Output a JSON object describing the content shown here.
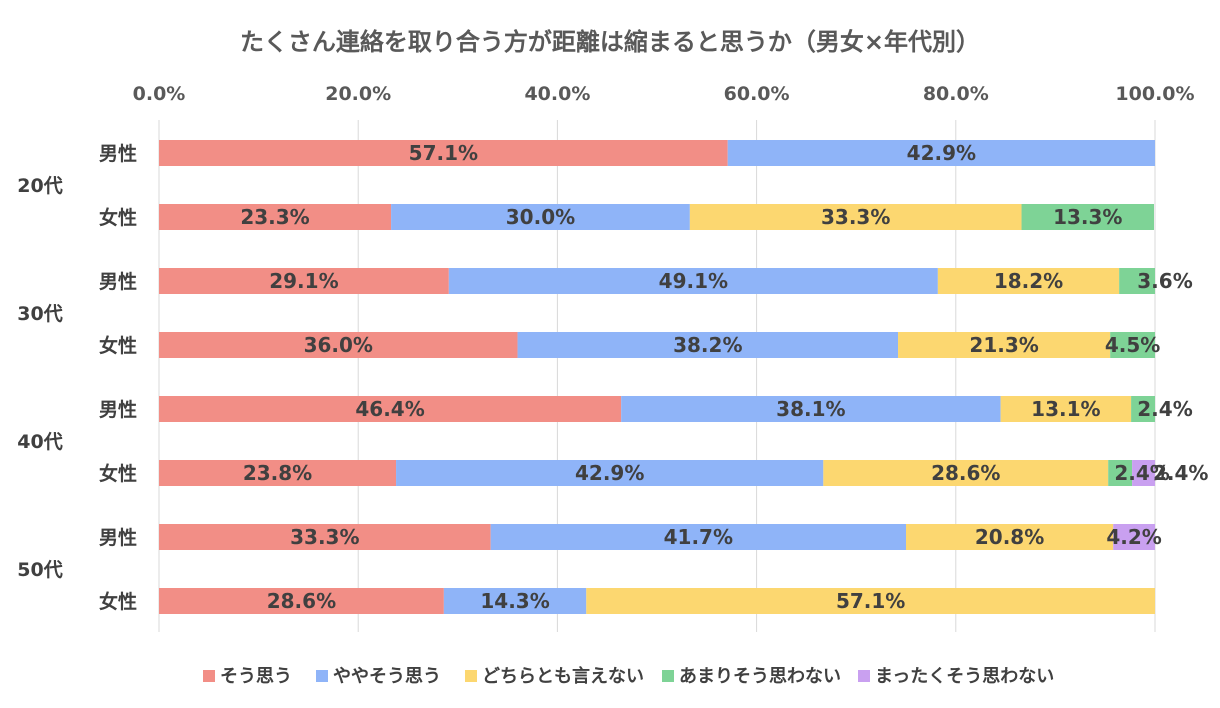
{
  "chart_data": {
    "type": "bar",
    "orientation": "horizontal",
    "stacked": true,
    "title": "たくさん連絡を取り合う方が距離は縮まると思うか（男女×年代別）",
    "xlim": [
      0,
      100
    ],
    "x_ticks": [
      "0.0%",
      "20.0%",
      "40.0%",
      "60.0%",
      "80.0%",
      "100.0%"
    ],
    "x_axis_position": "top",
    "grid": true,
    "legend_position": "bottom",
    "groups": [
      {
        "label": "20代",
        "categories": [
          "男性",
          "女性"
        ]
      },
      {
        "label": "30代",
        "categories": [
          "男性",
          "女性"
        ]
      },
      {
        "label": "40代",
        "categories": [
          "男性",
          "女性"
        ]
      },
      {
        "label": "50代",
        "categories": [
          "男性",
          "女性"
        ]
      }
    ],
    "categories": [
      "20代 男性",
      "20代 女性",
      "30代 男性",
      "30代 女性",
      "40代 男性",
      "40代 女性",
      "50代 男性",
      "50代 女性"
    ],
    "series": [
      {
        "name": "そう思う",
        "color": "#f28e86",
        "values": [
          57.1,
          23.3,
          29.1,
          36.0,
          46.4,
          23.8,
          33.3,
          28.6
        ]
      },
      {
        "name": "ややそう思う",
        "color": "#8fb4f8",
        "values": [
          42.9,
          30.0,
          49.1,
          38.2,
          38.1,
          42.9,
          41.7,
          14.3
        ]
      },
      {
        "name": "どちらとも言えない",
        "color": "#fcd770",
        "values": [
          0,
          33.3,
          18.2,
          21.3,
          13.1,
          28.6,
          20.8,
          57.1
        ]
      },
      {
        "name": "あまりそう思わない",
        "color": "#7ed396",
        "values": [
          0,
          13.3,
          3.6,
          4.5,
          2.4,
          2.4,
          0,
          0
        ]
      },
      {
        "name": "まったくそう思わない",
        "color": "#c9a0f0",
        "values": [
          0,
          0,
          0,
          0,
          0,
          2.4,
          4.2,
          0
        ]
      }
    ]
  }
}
■ ■ ■
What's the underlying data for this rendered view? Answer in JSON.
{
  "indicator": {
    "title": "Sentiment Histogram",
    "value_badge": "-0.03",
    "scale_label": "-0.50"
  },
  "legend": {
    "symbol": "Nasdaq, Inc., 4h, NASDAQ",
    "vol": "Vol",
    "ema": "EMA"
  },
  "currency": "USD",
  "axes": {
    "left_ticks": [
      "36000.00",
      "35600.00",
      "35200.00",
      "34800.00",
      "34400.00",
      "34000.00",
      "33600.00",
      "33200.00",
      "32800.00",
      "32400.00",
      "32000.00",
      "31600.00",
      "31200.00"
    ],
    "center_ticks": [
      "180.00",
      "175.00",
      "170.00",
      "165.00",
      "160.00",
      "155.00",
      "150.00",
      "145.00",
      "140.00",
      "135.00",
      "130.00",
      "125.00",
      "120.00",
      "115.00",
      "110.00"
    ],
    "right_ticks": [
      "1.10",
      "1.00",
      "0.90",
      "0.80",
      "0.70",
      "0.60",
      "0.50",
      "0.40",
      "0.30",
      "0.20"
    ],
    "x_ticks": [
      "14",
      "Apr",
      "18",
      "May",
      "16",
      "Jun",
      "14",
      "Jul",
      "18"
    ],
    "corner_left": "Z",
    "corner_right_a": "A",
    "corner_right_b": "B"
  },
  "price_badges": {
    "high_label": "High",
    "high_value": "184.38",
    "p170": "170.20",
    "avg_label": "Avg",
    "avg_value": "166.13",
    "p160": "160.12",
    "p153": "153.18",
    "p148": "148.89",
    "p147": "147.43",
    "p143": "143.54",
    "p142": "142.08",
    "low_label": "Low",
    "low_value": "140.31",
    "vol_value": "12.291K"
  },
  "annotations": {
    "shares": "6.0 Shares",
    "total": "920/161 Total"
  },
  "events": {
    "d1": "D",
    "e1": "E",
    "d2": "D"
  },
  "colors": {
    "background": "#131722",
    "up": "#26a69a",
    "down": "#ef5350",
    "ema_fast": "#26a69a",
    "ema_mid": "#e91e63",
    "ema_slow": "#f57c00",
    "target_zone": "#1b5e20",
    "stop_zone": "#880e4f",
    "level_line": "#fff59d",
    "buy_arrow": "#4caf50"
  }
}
■ ■ ■
## What to work on:
Select all lines with the word "name" from the entries above.

## Problem solution:
        "name": "そう思う",
        "name": "ややそう思う",
        "name": "どちらとも言えない",
        "name": "あまりそう思わない",
        "name": "まったくそう思わない",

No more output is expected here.